■ Working data ■
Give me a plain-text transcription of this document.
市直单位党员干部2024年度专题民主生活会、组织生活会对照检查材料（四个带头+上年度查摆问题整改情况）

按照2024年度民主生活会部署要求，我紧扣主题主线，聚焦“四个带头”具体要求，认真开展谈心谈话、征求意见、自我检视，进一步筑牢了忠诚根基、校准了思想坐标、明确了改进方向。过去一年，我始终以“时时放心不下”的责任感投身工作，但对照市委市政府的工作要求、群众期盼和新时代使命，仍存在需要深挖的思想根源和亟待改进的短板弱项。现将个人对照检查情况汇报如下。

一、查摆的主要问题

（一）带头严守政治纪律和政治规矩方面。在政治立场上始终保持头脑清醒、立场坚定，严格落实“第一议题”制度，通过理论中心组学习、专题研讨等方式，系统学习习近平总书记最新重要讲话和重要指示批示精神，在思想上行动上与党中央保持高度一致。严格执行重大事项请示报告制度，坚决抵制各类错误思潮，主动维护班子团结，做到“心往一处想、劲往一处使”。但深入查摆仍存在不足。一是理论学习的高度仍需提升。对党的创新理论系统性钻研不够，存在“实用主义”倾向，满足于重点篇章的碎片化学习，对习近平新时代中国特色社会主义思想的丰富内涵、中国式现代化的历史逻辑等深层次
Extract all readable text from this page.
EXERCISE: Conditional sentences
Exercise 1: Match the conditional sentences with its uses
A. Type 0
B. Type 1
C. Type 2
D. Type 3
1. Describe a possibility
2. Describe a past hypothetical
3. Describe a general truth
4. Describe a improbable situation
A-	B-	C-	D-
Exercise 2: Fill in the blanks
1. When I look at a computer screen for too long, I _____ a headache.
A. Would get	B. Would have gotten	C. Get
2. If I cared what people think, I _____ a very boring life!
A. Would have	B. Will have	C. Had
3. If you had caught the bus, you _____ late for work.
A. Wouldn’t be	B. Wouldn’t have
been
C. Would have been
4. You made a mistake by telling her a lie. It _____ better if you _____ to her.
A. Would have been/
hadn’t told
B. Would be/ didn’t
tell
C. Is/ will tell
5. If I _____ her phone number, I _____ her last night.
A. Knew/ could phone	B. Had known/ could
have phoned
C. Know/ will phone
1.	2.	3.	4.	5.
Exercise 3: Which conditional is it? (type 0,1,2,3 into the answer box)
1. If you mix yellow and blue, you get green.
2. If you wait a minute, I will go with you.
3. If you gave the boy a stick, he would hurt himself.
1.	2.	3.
...
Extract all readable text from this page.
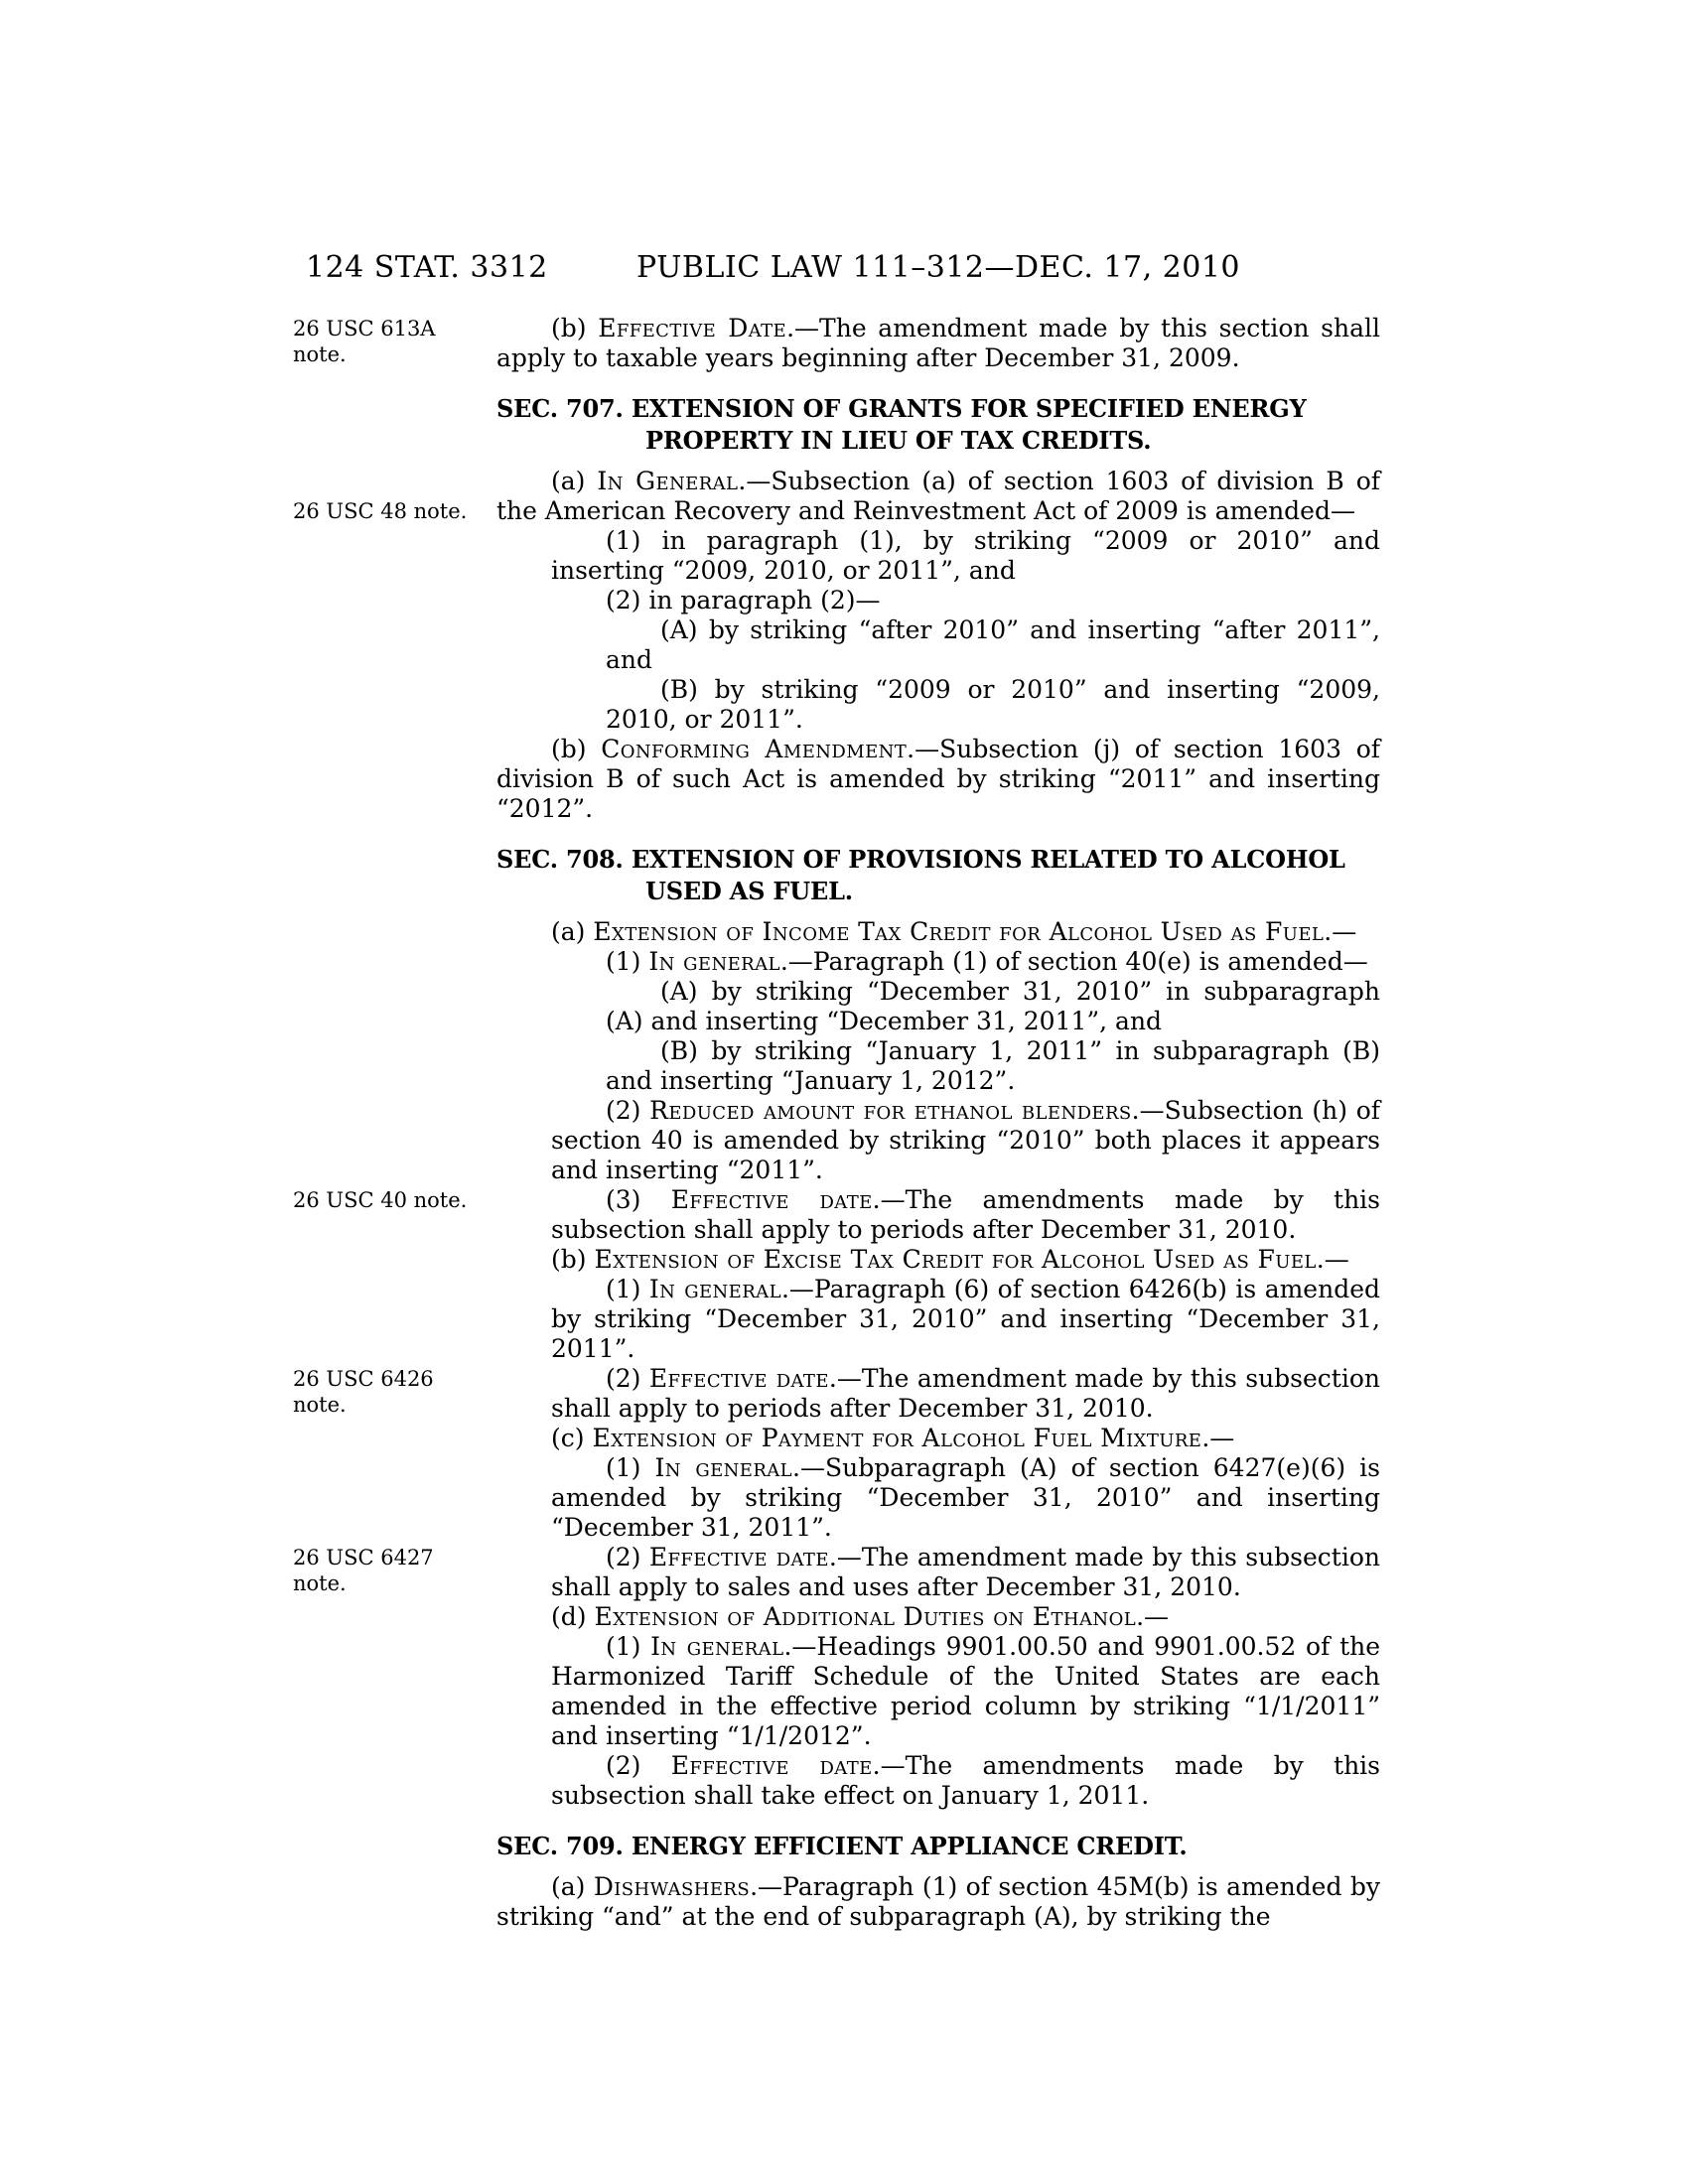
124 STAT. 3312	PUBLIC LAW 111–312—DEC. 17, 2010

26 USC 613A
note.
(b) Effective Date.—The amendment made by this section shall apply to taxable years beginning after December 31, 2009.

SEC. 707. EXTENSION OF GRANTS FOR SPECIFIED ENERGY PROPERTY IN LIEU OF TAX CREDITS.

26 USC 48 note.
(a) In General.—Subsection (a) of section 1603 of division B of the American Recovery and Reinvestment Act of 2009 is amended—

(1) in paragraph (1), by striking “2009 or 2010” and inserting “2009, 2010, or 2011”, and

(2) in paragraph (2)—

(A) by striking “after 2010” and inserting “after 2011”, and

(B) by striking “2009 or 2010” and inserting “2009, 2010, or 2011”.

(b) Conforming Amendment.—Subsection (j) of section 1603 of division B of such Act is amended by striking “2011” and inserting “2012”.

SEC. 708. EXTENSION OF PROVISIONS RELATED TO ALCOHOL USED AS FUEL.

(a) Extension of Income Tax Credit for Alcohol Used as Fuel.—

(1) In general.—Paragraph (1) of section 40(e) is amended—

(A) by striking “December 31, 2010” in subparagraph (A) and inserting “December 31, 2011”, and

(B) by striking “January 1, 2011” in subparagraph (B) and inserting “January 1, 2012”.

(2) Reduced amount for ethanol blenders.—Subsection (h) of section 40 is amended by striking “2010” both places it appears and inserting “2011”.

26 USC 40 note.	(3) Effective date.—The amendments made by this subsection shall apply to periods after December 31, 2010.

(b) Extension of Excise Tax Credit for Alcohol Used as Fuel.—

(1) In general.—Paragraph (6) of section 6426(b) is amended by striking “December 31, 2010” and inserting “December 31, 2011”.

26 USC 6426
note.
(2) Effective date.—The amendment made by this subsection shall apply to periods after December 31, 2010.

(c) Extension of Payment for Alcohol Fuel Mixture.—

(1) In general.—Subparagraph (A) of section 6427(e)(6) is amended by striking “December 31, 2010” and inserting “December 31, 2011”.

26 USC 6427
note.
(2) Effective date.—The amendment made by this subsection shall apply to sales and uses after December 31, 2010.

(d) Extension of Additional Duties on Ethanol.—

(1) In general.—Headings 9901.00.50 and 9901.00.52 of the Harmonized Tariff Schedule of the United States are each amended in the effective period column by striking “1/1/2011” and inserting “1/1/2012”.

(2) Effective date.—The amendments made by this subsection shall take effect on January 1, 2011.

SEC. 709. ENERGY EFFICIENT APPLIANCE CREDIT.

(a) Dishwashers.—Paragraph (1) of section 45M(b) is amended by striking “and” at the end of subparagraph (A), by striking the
==
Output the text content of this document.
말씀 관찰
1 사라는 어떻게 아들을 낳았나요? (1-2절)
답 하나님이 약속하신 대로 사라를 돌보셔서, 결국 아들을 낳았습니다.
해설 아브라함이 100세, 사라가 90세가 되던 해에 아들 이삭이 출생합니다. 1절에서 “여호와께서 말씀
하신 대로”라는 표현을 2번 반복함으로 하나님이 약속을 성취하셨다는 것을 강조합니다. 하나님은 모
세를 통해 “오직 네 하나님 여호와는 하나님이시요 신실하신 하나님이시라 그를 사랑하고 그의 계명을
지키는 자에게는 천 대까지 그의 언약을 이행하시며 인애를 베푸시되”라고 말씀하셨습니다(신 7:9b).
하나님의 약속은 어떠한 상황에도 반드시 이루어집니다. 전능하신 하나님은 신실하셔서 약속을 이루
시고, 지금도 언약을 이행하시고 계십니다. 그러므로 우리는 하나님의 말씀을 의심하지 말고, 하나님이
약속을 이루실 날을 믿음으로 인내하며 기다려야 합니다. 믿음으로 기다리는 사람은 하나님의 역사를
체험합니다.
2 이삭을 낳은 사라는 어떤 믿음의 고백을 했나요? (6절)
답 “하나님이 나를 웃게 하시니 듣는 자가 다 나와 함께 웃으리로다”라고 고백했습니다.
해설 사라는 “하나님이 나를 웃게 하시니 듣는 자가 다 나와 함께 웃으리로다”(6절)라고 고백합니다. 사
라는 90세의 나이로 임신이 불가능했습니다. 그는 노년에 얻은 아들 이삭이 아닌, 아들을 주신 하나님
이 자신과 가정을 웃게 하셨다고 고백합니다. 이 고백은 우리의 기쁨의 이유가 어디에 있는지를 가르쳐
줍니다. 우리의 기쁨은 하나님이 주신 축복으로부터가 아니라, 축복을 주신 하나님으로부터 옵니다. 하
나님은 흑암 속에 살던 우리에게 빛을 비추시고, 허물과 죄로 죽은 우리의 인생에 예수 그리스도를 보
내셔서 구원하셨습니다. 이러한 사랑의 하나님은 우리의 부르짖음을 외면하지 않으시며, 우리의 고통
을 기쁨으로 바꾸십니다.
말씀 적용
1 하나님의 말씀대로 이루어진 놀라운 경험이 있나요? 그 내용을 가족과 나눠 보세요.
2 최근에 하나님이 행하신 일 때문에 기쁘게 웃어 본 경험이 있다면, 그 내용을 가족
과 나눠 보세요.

■ Written problem ■
Pull out all lines from the entries above that include the word "text".

■ Completed task ■
Give me a plain-text transcription of this document.
Extract all readable text from this page.
Extract all readable text from this page.
Output the text content of this document.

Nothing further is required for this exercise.